Copy the records below exactly as they are written.

** Start PROVIDED MATERIAL **

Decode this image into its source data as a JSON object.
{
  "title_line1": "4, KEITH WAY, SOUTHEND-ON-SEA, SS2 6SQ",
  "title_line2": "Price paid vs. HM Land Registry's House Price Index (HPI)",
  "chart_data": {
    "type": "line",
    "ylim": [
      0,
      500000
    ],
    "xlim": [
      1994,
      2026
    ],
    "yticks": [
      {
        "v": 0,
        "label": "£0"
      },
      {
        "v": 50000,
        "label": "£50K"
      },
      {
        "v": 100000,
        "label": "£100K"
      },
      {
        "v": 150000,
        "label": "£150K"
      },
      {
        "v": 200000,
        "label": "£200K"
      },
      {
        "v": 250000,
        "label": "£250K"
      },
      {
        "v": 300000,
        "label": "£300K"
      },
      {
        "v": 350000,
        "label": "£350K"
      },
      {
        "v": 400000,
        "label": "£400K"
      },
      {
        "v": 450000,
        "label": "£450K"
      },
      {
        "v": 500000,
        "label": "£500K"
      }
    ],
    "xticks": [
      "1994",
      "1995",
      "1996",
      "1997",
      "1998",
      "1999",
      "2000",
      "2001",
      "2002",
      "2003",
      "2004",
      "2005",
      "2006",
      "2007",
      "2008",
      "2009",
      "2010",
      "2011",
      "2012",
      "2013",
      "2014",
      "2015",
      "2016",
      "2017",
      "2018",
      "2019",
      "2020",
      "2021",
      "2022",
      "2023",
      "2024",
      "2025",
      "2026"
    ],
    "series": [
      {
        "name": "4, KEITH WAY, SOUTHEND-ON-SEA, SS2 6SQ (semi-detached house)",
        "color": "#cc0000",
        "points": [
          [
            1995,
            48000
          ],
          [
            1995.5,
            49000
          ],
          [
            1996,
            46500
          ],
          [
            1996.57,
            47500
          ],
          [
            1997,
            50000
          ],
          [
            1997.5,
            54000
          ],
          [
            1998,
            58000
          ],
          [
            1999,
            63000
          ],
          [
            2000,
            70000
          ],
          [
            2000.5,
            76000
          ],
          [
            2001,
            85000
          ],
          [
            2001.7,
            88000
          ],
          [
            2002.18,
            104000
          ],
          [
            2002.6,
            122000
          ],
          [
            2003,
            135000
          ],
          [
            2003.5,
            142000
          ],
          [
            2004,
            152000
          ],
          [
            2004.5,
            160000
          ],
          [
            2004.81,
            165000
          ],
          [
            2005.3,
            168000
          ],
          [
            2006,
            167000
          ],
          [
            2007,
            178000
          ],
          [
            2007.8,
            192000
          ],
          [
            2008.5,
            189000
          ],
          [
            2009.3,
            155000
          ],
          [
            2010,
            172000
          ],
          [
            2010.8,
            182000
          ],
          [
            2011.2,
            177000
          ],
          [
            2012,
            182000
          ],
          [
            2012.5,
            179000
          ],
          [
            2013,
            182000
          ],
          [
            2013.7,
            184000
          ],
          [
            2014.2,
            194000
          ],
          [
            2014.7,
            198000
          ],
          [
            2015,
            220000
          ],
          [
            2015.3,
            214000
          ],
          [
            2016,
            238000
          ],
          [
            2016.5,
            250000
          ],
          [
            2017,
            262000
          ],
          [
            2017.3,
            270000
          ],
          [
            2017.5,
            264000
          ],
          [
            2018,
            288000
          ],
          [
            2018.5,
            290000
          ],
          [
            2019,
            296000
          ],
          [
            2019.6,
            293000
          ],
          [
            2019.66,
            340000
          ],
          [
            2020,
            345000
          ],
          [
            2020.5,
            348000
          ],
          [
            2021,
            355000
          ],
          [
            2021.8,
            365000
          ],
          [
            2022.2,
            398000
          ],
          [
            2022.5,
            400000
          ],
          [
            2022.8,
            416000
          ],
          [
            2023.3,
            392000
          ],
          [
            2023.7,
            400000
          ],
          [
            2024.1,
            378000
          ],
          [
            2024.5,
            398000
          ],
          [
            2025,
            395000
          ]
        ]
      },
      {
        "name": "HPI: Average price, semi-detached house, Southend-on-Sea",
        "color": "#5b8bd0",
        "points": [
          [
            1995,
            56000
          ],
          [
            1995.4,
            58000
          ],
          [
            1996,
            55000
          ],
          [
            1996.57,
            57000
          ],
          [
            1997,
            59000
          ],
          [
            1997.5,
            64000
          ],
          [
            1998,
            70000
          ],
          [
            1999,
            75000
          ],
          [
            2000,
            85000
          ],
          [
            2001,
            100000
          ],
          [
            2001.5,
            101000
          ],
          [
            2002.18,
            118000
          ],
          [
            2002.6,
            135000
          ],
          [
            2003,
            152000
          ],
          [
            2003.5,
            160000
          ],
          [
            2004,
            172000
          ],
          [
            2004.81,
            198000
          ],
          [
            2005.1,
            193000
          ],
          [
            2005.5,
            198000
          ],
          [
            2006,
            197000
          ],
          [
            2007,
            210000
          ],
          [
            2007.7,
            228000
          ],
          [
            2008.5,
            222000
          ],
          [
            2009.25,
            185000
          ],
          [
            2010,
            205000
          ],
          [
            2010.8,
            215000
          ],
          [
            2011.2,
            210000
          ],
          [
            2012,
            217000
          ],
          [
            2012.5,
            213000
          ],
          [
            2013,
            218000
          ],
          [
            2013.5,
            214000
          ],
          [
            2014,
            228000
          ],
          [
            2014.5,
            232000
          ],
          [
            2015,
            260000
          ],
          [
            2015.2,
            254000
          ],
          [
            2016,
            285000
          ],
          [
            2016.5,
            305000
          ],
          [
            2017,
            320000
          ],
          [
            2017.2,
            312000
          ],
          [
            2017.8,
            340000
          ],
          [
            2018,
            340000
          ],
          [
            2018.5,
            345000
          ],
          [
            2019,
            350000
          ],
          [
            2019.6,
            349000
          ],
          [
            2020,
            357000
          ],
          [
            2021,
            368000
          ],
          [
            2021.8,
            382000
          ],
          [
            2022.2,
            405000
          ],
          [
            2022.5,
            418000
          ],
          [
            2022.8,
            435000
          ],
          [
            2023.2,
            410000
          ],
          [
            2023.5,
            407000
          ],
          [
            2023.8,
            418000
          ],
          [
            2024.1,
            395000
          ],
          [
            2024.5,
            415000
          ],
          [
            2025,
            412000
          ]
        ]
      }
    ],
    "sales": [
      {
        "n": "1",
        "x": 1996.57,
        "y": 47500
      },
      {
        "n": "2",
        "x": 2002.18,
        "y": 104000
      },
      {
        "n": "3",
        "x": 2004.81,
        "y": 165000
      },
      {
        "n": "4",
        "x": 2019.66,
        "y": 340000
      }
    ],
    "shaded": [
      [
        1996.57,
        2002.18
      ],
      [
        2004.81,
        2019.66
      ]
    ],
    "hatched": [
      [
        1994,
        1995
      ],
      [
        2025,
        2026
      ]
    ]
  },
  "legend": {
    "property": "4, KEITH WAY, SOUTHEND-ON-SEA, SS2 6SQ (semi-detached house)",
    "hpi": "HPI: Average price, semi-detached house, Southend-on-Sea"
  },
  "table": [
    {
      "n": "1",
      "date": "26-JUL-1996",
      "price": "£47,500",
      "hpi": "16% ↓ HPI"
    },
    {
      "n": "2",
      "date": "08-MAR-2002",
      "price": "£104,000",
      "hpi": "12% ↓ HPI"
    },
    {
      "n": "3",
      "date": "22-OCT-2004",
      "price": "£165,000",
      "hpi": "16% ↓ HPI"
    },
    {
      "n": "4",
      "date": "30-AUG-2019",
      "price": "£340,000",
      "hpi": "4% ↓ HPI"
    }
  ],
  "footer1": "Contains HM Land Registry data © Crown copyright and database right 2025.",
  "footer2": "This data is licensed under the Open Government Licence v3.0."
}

** End PROVIDED MATERIAL **

RESPONSE FOR THIS EXERCISE >>
Decode this image into its source data as a JSON object.
{
  "title_line1": "4, KEITH WAY, SOUTHEND-ON-SEA, SS2 6SQ",
  "title_line2": "Price paid vs. HM Land Registry's House Price Index (HPI)",
  "chart_data": {
    "type": "line",
    "ylim": [
      0,
      500000
    ],
    "xlim": [
      1994,
      2026
    ],
    "yticks": [
      {
        "v": 0,
        "label": "£0"
      },
      {
        "v": 50000,
        "label": "£50K"
      },
      {
        "v": 100000,
        "label": "£100K"
      },
      {
        "v": 150000,
        "label": "£150K"
      },
      {
        "v": 200000,
        "label": "£200K"
      },
      {
        "v": 250000,
        "label": "£250K"
      },
      {
        "v": 300000,
        "label": "£300K"
      },
      {
        "v": 350000,
        "label": "£350K"
      },
      {
        "v": 400000,
        "label": "£400K"
      },
      {
        "v": 450000,
        "label": "£450K"
      },
      {
        "v": 500000,
        "label": "£500K"
      }
    ],
    "xticks": [
      "1994",
      "1995",
      "1996",
      "1997",
      "1998",
      "1999",
      "2000",
      "2001",
      "2002",
      "2003",
      "2004",
      "2005",
      "2006",
      "2007",
      "2008",
      "2009",
      "2010",
      "2011",
      "2012",
      "2013",
      "2014",
      "2015",
      "2016",
      "2017",
      "2018",
      "2019",
      "2020",
      "2021",
      "2022",
      "2023",
      "2024",
      "2025",
      "2026"
    ],
    "series": [
      {
        "name": "4, KEITH WAY, SOUTHEND-ON-SEA, SS2 6SQ (semi-detached house)",
        "color": "#cc0000",
        "points": [
          [
            1995,
            48000
          ],
          [
            1995.5,
            49000
          ],
          [
            1996,
            46500
          ],
          [
            1996.57,
            47500
          ],
          [
            1997,
            50000
          ],
          [
            1997.5,
            54000
          ],
          [
            1998,
            58000
          ],
          [
            1999,
            63000
          ],
          [
            2000,
            70000
          ],
          [
            2000.5,
            76000
          ],
          [
            2001,
            85000
          ],
          [
            2001.7,
            88000
          ],
          [
            2002.18,
            104000
          ],
          [
            2002.6,
            122000
          ],
          [
            2003,
            135000
          ],
          [
            2003.5,
            142000
          ],
          [
            2004,
            152000
          ],
          [
            2004.5,
            160000
          ],
          [
            2004.81,
            165000
          ],
          [
            2005.3,
            168000
          ],
          [
            2006,
            167000
          ],
          [
            2007,
            178000
          ],
          [
            2007.8,
            192000
          ],
          [
            2008.5,
            189000
          ],
          [
            2009.3,
            155000
          ],
          [
            2010,
            172000
          ],
          [
            2010.8,
            182000
          ],
          [
            2011.2,
            177000
          ],
          [
            2012,
            182000
          ],
          [
            2012.5,
            179000
          ],
          [
            2013,
            182000
          ],
          [
            2013.7,
            184000
          ],
          [
            2014.2,
            194000
          ],
          [
            2014.7,
            198000
          ],
          [
            2015,
            220000
          ],
          [
            2015.3,
            214000
          ],
          [
            2016,
            238000
          ],
          [
            2016.5,
            250000
          ],
          [
            2017,
            262000
          ],
          [
            2017.3,
            270000
          ],
          [
            2017.5,
            264000
          ],
          [
            2018,
            288000
          ],
          [
            2018.5,
            290000
          ],
          [
            2019,
            296000
          ],
          [
            2019.6,
            293000
          ],
          [
            2019.66,
            340000
          ],
          [
            2020,
            345000
          ],
          [
            2020.5,
            348000
          ],
          [
            2021,
            355000
          ],
          [
            2021.8,
            365000
          ],
          [
            2022.2,
            398000
          ],
          [
            2022.5,
            400000
          ],
          [
            2022.8,
            416000
          ],
          [
            2023.3,
            392000
          ],
          [
            2023.7,
            400000
          ],
          [
            2024.1,
            378000
          ],
          [
            2024.5,
            398000
          ],
          [
            2025,
            395000
          ]
        ]
      },
      {
        "name": "HPI: Average price, semi-detached house, Southend-on-Sea",
        "color": "#5b8bd0",
        "points": [
          [
            1995,
            56000
          ],
          [
            1995.4,
            58000
          ],
          [
            1996,
            55000
          ],
          [
            1996.57,
            57000
          ],
          [
            1997,
            59000
          ],
          [
            1997.5,
            64000
          ],
          [
            1998,
            70000
          ],
          [
            1999,
            75000
          ],
          [
            2000,
            85000
          ],
          [
            2001,
            100000
          ],
          [
            2001.5,
            101000
          ],
          [
            2002.18,
            118000
          ],
          [
            2002.6,
            135000
          ],
          [
            2003,
            152000
          ],
          [
            2003.5,
            160000
          ],
          [
            2004,
            172000
          ],
          [
            2004.81,
            198000
          ],
          [
            2005.1,
            193000
          ],
          [
            2005.5,
            198000
          ],
          [
            2006,
            197000
          ],
          [
            2007,
            210000
          ],
          [
            2007.7,
            228000
          ],
          [
            2008.5,
            222000
          ],
          [
            2009.25,
            185000
          ],
          [
            2010,
            205000
          ],
          [
            2010.8,
            215000
          ],
          [
            2011.2,
            210000
          ],
          [
            2012,
            217000
          ],
          [
            2012.5,
            213000
          ],
          [
            2013,
            218000
          ],
          [
            2013.5,
            214000
          ],
          [
            2014,
            228000
          ],
          [
            2014.5,
            232000
          ],
          [
            2015,
            260000
          ],
          [
            2015.2,
            254000
          ],
          [
            2016,
            285000
          ],
          [
            2016.5,
            305000
          ],
          [
            2017,
            320000
          ],
          [
            2017.2,
            312000
          ],
          [
            2017.8,
            340000
          ],
          [
            2018,
            340000
          ],
          [
            2018.5,
            345000
          ],
          [
            2019,
            350000
          ],
          [
            2019.6,
            349000
          ],
          [
            2020,
            357000
          ],
          [
            2021,
            368000
          ],
          [
            2021.8,
            382000
          ],
          [
            2022.2,
            405000
          ],
          [
            2022.5,
            418000
          ],
          [
            2022.8,
            435000
          ],
          [
            2023.2,
            410000
          ],
          [
            2023.5,
            407000
          ],
          [
            2023.8,
            418000
          ],
          [
            2024.1,
            395000
          ],
          [
            2024.5,
            415000
          ],
          [
            2025,
            412000
          ]
        ]
      }
    ],
    "sales": [
      {
        "n": "1",
        "x": 1996.57,
        "y": 47500
      },
      {
        "n": "2",
        "x": 2002.18,
        "y": 104000
      },
      {
        "n": "3",
        "x": 2004.81,
        "y": 165000
      },
      {
        "n": "4",
        "x": 2019.66,
        "y": 340000
      }
    ],
    "shaded": [
      [
        1996.57,
        2002.18
      ],
      [
        2004.81,
        2019.66
      ]
    ],
    "hatched": [
      [
        1994,
        1995
      ],
      [
        2025,
        2026
      ]
    ]
  },
  "legend": {
    "property": "4, KEITH WAY, SOUTHEND-ON-SEA, SS2 6SQ (semi-detached house)",
    "hpi": "HPI: Average price, semi-detached house, Southend-on-Sea"
  },
  "table": [
    {
      "n": "1",
      "date": "26-JUL-1996",
      "price": "£47,500",
      "hpi": "16% ↓ HPI"
    },
    {
      "n": "2",
      "date": "08-MAR-2002",
      "price": "£104,000",
      "hpi": "12% ↓ HPI"
    },
    {
      "n": "3",
      "date": "22-OCT-2004",
      "price": "£165,000",
      "hpi": "16% ↓ HPI"
    },
    {
      "n": "4",
      "date": "30-AUG-2019",
      "price": "£340,000",
      "hpi": "4% ↓ HPI"
    }
  ],
  "footer1": "Contains HM Land Registry data © Crown copyright and database right 2025.",
  "footer2": "This data is licensed under the Open Government Licence v3.0."
}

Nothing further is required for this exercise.